• DATA RECORDS:
════

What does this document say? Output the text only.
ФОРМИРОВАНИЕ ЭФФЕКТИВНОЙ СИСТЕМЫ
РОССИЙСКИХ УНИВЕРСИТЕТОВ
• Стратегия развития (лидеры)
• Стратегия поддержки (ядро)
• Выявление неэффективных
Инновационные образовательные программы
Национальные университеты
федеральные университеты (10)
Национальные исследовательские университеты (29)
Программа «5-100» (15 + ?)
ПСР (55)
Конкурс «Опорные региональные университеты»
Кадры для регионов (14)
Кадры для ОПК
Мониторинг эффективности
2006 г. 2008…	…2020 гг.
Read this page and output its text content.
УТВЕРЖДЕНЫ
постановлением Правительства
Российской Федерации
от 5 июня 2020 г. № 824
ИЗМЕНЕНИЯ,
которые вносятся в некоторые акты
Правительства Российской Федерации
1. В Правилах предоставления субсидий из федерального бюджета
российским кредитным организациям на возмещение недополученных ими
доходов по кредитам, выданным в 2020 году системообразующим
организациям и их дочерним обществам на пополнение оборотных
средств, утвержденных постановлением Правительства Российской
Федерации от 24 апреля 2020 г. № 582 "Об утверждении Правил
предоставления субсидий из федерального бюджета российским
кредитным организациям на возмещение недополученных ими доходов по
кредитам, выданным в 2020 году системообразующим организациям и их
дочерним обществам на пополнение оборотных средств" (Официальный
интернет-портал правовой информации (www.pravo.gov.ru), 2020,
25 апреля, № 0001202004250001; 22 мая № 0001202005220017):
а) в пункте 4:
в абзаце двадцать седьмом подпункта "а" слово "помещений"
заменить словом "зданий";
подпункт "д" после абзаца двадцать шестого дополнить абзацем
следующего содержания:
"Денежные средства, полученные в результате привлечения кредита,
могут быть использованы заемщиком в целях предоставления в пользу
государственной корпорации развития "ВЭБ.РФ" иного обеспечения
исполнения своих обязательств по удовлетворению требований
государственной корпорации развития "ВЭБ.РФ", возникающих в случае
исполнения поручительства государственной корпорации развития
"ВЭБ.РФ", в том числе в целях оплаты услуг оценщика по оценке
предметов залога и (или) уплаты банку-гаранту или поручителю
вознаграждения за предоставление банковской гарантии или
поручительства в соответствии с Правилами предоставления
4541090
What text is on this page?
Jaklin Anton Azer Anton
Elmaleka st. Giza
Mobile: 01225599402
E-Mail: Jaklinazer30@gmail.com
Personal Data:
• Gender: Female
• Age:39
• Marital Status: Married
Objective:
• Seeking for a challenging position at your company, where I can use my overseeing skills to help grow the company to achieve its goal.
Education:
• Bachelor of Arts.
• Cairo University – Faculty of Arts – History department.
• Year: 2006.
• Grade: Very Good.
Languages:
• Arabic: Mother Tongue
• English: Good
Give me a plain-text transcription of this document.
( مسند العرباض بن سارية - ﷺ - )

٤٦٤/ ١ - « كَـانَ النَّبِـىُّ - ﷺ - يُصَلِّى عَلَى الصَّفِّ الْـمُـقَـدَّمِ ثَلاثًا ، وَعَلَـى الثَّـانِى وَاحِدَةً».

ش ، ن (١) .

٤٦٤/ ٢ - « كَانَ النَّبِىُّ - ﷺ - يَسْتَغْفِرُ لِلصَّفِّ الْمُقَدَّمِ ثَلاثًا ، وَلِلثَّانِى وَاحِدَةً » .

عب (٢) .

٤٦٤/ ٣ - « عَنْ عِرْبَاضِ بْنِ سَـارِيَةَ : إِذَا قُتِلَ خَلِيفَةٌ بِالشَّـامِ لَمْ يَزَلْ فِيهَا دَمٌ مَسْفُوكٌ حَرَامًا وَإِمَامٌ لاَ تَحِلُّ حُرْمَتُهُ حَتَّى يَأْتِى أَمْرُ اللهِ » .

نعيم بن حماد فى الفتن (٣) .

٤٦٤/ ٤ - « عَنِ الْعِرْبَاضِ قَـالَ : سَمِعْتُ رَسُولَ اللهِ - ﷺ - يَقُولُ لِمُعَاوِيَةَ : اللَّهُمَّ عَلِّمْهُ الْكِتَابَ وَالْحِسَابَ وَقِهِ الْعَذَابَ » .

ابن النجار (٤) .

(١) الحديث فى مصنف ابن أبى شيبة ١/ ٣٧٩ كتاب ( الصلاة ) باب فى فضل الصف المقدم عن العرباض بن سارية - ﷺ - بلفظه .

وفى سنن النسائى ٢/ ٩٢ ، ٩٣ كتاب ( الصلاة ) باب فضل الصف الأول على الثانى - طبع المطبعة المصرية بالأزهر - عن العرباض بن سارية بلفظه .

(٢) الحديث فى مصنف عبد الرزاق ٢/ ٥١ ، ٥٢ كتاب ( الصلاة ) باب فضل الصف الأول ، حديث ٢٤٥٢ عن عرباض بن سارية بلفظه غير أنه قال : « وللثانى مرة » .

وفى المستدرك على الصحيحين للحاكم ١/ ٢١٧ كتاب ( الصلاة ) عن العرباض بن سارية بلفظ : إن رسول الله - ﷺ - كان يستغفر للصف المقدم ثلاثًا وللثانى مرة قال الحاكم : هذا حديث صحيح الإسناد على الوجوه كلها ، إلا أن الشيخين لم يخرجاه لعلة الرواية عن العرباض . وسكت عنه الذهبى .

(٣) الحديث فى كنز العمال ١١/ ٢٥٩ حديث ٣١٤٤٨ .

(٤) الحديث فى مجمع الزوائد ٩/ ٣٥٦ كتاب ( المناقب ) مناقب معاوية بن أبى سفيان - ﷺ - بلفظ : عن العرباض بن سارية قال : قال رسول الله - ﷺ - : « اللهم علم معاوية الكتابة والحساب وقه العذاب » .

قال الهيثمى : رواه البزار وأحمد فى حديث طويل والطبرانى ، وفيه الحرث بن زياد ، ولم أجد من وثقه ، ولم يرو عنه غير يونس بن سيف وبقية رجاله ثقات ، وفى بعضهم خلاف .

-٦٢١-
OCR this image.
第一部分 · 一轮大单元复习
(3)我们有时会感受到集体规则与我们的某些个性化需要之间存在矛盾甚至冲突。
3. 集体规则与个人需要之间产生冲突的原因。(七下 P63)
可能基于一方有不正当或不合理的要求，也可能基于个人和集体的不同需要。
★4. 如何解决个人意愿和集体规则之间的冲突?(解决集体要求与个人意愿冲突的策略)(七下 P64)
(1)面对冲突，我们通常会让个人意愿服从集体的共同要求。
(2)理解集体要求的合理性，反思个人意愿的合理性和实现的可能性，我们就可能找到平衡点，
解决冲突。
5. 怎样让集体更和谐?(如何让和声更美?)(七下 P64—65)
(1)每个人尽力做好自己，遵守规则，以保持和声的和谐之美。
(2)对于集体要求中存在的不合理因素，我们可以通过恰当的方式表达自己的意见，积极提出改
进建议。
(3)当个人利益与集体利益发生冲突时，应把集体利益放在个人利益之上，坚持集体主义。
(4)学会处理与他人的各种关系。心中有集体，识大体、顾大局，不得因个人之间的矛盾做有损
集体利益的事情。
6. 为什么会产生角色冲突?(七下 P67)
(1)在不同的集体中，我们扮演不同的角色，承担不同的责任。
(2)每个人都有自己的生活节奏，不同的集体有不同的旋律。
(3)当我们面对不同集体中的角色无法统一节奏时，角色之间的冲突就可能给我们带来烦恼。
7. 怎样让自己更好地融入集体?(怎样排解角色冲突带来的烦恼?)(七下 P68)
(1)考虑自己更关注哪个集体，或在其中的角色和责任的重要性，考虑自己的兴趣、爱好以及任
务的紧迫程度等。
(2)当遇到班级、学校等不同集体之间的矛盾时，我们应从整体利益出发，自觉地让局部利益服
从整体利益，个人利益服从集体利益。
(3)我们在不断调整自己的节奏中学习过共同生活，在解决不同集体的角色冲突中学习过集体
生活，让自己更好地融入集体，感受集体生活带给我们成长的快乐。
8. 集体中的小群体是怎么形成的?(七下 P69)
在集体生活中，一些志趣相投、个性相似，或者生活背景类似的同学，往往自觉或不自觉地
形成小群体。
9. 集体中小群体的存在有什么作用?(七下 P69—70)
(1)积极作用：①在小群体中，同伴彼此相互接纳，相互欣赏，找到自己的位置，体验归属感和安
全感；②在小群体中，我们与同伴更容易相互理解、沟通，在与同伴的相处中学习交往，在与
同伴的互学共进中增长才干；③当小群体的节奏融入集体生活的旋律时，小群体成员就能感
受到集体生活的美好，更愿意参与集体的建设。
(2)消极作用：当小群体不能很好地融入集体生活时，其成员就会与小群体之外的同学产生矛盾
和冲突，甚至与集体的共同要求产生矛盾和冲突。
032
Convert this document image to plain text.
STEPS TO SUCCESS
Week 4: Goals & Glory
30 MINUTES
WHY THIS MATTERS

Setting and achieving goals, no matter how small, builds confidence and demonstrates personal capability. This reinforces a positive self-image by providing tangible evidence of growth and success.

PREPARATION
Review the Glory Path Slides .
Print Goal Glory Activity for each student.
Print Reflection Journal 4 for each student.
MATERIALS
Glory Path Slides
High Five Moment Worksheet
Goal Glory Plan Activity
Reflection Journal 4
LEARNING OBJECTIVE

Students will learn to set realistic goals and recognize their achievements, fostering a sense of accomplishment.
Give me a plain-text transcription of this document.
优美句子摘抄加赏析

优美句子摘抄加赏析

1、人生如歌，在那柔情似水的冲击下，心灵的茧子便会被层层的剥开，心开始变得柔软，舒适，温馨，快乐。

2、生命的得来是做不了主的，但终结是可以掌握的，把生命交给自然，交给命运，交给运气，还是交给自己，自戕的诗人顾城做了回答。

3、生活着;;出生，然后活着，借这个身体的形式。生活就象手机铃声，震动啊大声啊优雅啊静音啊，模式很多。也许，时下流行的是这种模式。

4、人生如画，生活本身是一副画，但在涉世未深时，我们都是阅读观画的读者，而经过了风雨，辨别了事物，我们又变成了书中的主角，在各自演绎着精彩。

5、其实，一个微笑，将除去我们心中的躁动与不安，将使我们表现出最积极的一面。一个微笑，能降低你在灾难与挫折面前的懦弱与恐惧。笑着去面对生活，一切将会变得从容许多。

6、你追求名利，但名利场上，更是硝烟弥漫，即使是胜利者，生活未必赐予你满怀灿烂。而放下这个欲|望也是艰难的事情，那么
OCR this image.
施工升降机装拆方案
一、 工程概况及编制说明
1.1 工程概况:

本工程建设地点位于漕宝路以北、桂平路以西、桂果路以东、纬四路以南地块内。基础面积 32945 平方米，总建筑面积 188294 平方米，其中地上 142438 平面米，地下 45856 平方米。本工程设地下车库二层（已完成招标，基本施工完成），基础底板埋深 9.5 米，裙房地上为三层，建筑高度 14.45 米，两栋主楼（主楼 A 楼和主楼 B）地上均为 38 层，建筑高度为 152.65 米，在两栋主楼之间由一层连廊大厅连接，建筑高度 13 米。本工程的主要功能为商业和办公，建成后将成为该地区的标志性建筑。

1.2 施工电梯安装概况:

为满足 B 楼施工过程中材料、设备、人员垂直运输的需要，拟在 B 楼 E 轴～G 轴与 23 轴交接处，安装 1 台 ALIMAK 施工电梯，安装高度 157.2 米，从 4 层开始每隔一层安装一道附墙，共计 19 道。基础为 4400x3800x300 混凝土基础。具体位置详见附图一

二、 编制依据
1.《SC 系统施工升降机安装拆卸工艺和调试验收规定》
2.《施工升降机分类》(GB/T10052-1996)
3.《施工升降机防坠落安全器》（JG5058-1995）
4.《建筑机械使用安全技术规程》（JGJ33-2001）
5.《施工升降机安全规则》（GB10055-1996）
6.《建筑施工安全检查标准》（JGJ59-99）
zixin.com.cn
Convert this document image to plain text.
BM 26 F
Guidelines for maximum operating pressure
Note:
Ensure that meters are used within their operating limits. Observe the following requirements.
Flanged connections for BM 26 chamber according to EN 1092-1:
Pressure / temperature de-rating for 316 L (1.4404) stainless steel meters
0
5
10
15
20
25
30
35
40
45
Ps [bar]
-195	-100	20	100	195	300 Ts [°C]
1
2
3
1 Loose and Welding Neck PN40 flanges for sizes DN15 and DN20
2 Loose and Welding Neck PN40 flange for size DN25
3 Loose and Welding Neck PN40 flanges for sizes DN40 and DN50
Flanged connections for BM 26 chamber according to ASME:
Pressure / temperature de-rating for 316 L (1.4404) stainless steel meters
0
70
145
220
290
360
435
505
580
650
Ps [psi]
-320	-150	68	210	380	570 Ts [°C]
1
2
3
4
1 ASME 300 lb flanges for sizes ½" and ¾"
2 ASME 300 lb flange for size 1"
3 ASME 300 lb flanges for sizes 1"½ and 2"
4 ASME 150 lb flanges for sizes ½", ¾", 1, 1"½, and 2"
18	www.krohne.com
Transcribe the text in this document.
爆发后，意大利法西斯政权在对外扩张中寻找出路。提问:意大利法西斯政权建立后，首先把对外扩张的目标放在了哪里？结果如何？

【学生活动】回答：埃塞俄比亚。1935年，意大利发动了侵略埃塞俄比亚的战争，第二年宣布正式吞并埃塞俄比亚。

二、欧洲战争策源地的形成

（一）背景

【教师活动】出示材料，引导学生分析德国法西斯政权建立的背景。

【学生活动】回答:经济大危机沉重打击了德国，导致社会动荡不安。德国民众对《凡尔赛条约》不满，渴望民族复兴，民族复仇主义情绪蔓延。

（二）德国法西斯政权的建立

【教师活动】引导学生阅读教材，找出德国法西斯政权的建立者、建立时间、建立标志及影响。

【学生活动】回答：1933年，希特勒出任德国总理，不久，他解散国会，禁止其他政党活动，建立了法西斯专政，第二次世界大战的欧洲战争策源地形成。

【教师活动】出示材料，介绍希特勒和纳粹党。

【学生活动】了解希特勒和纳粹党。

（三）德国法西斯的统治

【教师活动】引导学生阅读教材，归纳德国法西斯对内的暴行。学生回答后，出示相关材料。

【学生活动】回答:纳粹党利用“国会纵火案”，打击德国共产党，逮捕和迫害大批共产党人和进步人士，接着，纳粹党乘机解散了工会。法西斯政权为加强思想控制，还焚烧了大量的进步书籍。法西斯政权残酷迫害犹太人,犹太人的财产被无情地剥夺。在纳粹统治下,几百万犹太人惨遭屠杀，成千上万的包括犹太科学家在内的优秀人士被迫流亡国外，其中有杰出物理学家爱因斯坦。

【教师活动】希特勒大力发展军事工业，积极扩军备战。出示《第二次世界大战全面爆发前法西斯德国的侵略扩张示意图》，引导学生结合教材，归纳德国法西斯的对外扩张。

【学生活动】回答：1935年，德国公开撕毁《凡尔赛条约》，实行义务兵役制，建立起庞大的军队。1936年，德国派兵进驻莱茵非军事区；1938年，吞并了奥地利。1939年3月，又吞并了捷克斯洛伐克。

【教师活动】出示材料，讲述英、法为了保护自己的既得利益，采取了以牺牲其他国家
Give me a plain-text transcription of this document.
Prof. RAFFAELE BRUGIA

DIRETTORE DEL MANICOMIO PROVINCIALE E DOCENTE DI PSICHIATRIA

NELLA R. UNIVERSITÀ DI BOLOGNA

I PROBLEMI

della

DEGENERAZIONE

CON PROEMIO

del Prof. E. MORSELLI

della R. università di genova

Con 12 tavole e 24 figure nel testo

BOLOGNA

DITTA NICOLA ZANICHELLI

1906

════

• WHAT TO PRODUCE: Give back exactly the lines from the line containing "Transcribe the text in this document." to the end of the entries, and no other lines.

• ANSWER:
Transcribe the text in this document.
爆发后，意大利法西斯政权在对外扩张中寻找出路。提问:意大利法西斯政权建立后，首先把对外扩张的目标放在了哪里？结果如何？

【学生活动】回答：埃塞俄比亚。1935年，意大利发动了侵略埃塞俄比亚的战争，第二年宣布正式吞并埃塞俄比亚。

二、欧洲战争策源地的形成

（一）背景

【教师活动】出示材料，引导学生分析德国法西斯政权建立的背景。

【学生活动】回答:经济大危机沉重打击了德国，导致社会动荡不安。德国民众对《凡尔赛条约》不满，渴望民族复兴，民族复仇主义情绪蔓延。

（二）德国法西斯政权的建立

【教师活动】引导学生阅读教材，找出德国法西斯政权的建立者、建立时间、建立标志及影响。

【学生活动】回答：1933年，希特勒出任德国总理，不久，他解散国会，禁止其他政党活动，建立了法西斯专政，第二次世界大战的欧洲战争策源地形成。

【教师活动】出示材料，介绍希特勒和纳粹党。

【学生活动】了解希特勒和纳粹党。

（三）德国法西斯的统治

【教师活动】引导学生阅读教材，归纳德国法西斯对内的暴行。学生回答后，出示相关材料。

【学生活动】回答:纳粹党利用“国会纵火案”，打击德国共产党，逮捕和迫害大批共产党人和进步人士，接着，纳粹党乘机解散了工会。法西斯政权为加强思想控制，还焚烧了大量的进步书籍。法西斯政权残酷迫害犹太人,犹太人的财产被无情地剥夺。在纳粹统治下,几百万犹太人惨遭屠杀，成千上万的包括犹太科学家在内的优秀人士被迫流亡国外，其中有杰出物理学家爱因斯坦。

【教师活动】希特勒大力发展军事工业，积极扩军备战。出示《第二次世界大战全面爆发前法西斯德国的侵略扩张示意图》，引导学生结合教材，归纳德国法西斯的对外扩张。

【学生活动】回答：1935年，德国公开撕毁《凡尔赛条约》，实行义务兵役制，建立起庞大的军队。1936年，德国派兵进驻莱茵非军事区；1938年，吞并了奥地利。1939年3月，又吞并了捷克斯洛伐克。

【教师活动】出示材料，讲述英、法为了保护自己的既得利益，采取了以牺牲其他国家
Give me a plain-text transcription of this document.
Prof. RAFFAELE BRUGIA

DIRETTORE DEL MANICOMIO PROVINCIALE E DOCENTE DI PSICHIATRIA

NELLA R. UNIVERSITÀ DI BOLOGNA

I PROBLEMI

della

DEGENERAZIONE

CON PROEMIO

del Prof. E. MORSELLI

della R. università di genova

Con 12 tavole e 24 figure nel testo

BOLOGNA

DITTA NICOLA ZANICHELLI

1906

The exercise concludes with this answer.